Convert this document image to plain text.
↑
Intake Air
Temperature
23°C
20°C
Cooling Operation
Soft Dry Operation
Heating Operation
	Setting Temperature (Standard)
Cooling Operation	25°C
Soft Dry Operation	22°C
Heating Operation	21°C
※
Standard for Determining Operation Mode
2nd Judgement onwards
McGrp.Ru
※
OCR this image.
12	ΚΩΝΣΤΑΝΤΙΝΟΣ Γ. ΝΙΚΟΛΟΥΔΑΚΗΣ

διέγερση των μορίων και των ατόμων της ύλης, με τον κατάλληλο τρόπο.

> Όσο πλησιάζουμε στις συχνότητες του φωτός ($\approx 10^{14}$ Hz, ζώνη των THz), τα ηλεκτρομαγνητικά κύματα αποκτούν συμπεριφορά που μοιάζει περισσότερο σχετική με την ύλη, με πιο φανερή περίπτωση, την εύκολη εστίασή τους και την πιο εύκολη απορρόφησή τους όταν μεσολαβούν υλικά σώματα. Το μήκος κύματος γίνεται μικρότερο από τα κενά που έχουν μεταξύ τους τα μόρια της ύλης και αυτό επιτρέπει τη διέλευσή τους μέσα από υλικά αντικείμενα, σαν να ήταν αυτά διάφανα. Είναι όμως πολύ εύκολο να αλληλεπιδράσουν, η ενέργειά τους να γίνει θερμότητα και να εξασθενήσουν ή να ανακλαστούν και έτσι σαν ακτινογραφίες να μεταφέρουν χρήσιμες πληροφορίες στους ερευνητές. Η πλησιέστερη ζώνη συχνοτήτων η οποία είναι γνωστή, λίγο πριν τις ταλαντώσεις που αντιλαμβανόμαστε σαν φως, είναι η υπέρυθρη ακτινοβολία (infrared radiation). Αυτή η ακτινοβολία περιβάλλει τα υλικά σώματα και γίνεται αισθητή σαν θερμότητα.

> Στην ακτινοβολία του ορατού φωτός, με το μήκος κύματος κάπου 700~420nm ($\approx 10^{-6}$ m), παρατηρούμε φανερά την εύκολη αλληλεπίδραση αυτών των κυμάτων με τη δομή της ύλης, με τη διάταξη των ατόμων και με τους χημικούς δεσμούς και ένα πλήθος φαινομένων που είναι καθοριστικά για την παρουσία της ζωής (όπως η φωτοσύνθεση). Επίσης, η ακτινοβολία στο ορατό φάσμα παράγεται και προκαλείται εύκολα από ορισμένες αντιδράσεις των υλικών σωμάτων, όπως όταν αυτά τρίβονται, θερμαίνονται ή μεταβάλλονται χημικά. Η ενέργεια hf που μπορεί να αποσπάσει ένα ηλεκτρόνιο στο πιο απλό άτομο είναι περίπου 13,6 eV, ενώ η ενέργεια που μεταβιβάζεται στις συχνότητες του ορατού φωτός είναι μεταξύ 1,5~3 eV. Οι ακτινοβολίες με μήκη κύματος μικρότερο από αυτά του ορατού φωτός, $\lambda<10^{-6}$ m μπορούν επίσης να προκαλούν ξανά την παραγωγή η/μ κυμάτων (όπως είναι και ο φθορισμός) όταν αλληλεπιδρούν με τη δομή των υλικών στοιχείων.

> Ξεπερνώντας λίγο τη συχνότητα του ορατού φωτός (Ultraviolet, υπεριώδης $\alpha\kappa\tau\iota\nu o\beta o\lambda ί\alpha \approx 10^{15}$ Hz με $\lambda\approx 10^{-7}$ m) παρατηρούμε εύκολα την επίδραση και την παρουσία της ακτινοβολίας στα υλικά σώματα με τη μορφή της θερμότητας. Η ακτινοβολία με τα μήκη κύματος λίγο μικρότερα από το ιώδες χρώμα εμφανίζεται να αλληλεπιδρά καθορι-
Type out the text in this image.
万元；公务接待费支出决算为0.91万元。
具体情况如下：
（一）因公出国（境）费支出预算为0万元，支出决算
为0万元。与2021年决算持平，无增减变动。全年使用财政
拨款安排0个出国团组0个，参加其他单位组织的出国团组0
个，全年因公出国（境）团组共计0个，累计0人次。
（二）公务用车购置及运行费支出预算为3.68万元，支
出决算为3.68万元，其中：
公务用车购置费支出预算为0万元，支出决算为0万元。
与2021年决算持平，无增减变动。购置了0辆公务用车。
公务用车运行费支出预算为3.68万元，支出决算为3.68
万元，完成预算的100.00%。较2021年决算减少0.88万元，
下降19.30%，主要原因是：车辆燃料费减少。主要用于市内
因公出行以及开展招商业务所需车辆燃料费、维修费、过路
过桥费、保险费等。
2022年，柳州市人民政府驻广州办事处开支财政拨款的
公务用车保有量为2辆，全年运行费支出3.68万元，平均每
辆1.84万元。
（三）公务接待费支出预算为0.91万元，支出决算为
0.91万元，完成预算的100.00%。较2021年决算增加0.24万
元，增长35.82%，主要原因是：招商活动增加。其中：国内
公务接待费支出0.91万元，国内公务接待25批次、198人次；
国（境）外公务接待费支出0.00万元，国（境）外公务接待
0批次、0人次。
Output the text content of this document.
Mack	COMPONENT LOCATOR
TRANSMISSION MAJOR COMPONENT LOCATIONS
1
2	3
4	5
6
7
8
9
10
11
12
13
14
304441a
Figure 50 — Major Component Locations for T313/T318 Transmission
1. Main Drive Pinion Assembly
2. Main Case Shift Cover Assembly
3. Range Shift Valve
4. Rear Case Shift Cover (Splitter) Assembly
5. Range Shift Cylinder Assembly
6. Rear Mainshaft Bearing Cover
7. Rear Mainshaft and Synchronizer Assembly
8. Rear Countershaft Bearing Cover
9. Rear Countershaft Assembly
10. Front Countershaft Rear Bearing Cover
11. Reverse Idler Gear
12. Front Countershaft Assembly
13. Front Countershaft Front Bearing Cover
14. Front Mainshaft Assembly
------------------------------------------------------------
### Task statement
Search the data for "Cooling". Copy every matching line.

### Solution for this problem
Cooling Operation
Cooling Operation	25°C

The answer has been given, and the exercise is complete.